(Extracted records)
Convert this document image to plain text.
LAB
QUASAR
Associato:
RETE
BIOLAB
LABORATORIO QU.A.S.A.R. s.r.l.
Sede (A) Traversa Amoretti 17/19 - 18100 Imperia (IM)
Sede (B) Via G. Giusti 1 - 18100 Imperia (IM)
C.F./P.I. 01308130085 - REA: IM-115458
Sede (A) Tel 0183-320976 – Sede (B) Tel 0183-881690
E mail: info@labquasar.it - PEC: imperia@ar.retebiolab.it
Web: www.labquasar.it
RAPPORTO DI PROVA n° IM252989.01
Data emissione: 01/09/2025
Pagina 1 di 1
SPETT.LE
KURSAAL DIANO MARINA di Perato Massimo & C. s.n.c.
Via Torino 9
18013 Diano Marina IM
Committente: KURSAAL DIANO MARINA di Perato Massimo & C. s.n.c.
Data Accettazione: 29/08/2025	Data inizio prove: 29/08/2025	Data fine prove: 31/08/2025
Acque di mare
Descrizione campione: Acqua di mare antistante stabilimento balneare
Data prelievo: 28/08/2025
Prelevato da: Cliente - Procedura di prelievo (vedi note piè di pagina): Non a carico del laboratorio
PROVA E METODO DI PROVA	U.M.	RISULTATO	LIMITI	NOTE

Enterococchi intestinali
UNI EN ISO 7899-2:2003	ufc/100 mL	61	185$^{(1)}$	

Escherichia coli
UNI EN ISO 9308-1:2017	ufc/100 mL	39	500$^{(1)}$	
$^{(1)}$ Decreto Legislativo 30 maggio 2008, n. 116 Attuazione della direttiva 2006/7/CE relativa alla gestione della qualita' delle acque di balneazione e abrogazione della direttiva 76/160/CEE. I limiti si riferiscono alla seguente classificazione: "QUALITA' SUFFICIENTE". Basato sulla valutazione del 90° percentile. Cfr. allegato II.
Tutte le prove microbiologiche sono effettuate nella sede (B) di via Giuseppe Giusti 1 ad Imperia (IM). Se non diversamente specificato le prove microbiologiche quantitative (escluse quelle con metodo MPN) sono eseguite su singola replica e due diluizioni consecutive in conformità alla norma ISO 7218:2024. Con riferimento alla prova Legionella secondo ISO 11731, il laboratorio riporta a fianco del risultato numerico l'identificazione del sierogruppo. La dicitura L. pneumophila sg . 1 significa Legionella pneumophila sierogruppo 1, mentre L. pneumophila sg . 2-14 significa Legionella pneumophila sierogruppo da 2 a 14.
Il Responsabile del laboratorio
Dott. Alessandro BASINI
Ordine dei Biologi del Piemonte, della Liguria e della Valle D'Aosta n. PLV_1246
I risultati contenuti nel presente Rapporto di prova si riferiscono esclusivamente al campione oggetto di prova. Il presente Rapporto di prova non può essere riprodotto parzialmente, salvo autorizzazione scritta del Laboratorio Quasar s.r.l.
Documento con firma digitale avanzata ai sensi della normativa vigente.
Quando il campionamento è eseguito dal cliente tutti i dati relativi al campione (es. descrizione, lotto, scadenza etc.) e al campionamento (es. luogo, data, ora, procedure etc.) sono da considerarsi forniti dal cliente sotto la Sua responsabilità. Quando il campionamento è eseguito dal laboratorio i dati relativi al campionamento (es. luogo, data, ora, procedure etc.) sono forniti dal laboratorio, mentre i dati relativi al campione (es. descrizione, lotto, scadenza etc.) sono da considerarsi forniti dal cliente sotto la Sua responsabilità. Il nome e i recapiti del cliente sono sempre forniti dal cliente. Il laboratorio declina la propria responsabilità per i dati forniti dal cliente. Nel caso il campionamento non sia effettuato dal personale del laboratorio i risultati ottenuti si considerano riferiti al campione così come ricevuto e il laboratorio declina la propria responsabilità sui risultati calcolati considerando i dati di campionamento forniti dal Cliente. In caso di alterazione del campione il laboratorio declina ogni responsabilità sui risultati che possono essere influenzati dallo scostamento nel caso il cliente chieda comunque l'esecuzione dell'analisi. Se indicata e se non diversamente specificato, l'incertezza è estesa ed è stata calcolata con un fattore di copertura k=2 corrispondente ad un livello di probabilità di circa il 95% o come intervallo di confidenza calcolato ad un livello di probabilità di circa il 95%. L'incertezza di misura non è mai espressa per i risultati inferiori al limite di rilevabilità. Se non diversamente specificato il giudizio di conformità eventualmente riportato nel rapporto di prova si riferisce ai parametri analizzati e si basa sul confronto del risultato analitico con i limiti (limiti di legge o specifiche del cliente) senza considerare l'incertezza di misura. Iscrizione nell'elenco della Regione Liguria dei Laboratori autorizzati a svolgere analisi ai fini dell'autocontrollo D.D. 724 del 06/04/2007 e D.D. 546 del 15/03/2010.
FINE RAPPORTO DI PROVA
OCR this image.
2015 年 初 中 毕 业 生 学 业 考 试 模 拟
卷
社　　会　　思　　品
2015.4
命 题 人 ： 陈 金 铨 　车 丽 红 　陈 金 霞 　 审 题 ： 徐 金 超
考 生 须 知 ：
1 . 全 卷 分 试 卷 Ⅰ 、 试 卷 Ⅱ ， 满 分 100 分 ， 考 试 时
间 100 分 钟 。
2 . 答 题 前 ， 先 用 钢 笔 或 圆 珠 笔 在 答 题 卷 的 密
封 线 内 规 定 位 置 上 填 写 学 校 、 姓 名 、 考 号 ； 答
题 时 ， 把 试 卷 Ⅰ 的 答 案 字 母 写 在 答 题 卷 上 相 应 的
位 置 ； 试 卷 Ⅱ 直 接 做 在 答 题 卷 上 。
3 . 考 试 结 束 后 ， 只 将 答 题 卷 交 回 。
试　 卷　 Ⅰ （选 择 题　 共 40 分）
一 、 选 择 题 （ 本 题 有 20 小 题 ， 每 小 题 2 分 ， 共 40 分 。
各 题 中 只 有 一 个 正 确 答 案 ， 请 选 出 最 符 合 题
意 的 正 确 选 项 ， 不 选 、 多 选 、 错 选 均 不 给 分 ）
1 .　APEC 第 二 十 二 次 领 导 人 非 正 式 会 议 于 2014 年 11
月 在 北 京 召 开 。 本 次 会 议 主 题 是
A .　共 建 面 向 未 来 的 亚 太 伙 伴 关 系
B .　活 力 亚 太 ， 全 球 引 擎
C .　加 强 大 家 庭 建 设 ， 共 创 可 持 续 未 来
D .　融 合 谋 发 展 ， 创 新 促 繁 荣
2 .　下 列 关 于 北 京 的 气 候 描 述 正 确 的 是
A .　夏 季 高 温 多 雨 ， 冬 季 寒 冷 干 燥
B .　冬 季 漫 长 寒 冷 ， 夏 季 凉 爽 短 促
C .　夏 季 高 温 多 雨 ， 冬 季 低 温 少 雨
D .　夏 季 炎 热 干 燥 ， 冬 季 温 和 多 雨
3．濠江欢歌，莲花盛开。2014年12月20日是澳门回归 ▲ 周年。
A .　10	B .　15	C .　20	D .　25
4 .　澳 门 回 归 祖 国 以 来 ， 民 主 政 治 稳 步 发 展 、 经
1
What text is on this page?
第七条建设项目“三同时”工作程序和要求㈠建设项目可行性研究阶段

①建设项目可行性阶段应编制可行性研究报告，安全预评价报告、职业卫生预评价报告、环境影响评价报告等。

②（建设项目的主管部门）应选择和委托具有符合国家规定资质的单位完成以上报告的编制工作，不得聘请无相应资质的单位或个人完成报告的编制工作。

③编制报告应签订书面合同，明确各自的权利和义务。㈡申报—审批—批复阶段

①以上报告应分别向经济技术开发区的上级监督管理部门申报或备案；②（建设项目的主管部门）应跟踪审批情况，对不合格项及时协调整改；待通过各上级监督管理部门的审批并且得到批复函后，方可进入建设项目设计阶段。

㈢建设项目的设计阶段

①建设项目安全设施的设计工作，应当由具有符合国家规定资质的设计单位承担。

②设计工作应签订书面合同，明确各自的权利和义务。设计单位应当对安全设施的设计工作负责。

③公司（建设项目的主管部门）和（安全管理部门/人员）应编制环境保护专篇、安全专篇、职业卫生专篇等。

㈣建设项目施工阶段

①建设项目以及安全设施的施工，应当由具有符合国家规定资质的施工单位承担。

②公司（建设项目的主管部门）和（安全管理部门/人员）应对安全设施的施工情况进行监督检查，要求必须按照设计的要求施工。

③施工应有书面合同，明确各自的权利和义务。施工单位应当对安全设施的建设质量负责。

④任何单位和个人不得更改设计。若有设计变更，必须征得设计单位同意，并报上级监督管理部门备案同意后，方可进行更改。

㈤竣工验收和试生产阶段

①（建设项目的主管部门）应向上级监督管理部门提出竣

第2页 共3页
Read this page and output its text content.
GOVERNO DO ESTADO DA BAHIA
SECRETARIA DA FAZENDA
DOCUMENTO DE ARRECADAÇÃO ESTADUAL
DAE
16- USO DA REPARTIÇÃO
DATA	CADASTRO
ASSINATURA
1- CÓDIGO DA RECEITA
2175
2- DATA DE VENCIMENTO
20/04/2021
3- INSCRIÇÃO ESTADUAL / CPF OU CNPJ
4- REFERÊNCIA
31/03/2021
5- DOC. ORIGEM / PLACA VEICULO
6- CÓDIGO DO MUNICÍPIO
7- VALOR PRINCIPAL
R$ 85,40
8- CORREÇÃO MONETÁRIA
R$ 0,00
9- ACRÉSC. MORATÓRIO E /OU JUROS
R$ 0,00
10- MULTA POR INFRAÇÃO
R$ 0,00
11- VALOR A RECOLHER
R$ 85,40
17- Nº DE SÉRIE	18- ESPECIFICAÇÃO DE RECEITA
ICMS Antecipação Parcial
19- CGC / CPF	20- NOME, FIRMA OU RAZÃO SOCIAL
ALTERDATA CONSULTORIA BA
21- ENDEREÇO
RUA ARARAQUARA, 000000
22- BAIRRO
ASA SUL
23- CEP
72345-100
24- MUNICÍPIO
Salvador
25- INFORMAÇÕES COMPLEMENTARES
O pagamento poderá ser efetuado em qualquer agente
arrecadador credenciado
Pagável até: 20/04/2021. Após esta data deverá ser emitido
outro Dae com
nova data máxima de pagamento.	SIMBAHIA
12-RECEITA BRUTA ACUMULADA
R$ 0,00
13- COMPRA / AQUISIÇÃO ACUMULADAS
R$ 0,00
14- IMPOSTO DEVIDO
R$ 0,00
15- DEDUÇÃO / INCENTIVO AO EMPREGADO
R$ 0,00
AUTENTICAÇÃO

EXERCISE BRIEF: From the entries above, pull out each line that includes "VALOR".

THE COMPLETED TASK:
7- VALOR PRINCIPAL
11- VALOR A RECOLHER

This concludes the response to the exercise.